Direction:
Copy each line below in which the string "simple" occurs.

Data lines:
= = =
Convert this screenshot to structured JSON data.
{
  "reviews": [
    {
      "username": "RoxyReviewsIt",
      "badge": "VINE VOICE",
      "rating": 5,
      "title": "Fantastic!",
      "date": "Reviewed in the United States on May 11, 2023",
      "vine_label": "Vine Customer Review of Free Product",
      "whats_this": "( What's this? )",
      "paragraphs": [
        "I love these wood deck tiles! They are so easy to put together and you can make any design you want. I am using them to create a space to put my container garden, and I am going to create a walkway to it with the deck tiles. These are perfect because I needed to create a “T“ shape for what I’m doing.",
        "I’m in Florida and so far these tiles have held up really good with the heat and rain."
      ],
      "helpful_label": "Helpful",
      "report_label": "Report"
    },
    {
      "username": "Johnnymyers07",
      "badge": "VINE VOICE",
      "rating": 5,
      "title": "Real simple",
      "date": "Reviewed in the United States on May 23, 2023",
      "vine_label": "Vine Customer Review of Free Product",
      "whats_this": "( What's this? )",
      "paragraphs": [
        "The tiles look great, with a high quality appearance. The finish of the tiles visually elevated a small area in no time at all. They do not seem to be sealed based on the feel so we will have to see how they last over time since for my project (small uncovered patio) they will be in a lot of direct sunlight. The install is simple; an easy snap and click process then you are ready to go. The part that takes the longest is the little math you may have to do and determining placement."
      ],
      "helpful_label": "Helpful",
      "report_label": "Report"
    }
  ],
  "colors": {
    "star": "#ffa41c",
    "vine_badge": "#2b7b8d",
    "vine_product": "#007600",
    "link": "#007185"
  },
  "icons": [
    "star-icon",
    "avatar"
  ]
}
= = =
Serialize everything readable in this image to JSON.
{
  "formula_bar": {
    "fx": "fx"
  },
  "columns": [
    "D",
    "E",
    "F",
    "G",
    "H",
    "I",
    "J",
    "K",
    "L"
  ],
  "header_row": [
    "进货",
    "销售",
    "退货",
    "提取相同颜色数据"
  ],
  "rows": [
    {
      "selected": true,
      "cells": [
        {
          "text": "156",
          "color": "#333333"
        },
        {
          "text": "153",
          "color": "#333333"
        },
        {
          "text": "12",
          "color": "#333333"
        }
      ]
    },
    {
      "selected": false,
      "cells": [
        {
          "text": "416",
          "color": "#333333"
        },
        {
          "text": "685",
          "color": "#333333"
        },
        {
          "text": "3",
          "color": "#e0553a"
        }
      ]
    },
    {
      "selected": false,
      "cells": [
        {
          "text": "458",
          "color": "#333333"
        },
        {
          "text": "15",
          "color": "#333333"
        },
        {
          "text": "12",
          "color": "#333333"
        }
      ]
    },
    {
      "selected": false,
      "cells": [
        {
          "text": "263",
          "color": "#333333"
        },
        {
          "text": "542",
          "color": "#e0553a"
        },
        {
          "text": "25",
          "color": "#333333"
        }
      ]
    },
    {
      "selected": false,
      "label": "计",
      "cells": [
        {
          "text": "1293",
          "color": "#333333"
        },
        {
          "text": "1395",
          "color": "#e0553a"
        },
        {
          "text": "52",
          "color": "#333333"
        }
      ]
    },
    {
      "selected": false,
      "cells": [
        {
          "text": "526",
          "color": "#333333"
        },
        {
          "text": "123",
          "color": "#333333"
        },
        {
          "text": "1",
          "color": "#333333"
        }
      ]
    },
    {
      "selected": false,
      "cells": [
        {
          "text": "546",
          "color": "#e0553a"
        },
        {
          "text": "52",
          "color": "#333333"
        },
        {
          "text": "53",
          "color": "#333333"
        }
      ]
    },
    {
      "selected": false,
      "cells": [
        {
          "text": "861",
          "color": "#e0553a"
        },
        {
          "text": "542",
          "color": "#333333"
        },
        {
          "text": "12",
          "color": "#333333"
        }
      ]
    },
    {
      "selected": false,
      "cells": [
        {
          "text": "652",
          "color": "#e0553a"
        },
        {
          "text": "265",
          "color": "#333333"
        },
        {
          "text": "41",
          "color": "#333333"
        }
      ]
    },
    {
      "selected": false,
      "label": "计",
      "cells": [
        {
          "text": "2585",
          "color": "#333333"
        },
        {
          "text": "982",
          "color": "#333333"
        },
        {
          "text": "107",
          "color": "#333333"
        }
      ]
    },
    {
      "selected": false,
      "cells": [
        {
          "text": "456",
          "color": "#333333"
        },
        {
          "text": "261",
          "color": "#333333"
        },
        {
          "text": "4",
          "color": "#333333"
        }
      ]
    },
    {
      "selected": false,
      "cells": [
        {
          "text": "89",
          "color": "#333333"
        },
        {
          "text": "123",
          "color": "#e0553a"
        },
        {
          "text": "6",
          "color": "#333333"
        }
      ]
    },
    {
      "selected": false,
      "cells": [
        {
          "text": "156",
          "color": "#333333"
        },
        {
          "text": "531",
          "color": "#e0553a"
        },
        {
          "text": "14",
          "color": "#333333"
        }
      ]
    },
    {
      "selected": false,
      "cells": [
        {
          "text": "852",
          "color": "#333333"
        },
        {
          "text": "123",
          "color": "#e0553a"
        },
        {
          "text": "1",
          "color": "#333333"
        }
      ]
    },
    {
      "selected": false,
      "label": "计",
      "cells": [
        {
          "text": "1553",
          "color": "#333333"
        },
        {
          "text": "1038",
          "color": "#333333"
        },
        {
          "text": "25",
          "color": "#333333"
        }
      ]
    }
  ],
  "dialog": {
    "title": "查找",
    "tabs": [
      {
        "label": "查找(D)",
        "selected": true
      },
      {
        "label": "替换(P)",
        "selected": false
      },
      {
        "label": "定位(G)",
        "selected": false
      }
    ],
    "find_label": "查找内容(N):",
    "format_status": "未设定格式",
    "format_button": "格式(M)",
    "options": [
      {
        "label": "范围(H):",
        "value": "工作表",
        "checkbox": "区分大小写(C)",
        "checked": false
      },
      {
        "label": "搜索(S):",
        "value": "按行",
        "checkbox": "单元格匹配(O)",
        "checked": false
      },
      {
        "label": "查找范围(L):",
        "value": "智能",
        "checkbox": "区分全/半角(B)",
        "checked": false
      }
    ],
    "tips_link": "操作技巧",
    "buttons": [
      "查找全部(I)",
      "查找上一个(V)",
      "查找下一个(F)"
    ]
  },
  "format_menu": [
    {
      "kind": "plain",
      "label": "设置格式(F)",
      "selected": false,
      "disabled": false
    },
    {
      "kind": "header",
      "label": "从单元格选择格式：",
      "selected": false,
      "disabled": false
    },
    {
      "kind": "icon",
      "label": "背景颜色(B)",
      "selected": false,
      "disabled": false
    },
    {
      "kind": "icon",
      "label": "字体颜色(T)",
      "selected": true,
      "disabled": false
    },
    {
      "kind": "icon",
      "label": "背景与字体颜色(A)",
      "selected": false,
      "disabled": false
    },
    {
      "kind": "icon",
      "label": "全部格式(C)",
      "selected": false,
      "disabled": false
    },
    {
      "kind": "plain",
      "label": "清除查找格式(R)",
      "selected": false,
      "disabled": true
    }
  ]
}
= = =
Solution to this problem:
      "title": "Real simple",
        "The tiles look great, with a high quality appearance. The finish of the tiles visually elevated a small area in no time at all. They do not seem to be sealed based on the feel so we will have to see how they last over time since for my project (small uncovered patio) they will be in a lot of direct sunlight. The install is simple; an easy snap and click process then you are ready to go. The part that takes the longest is the little math you may have to do and determining placement."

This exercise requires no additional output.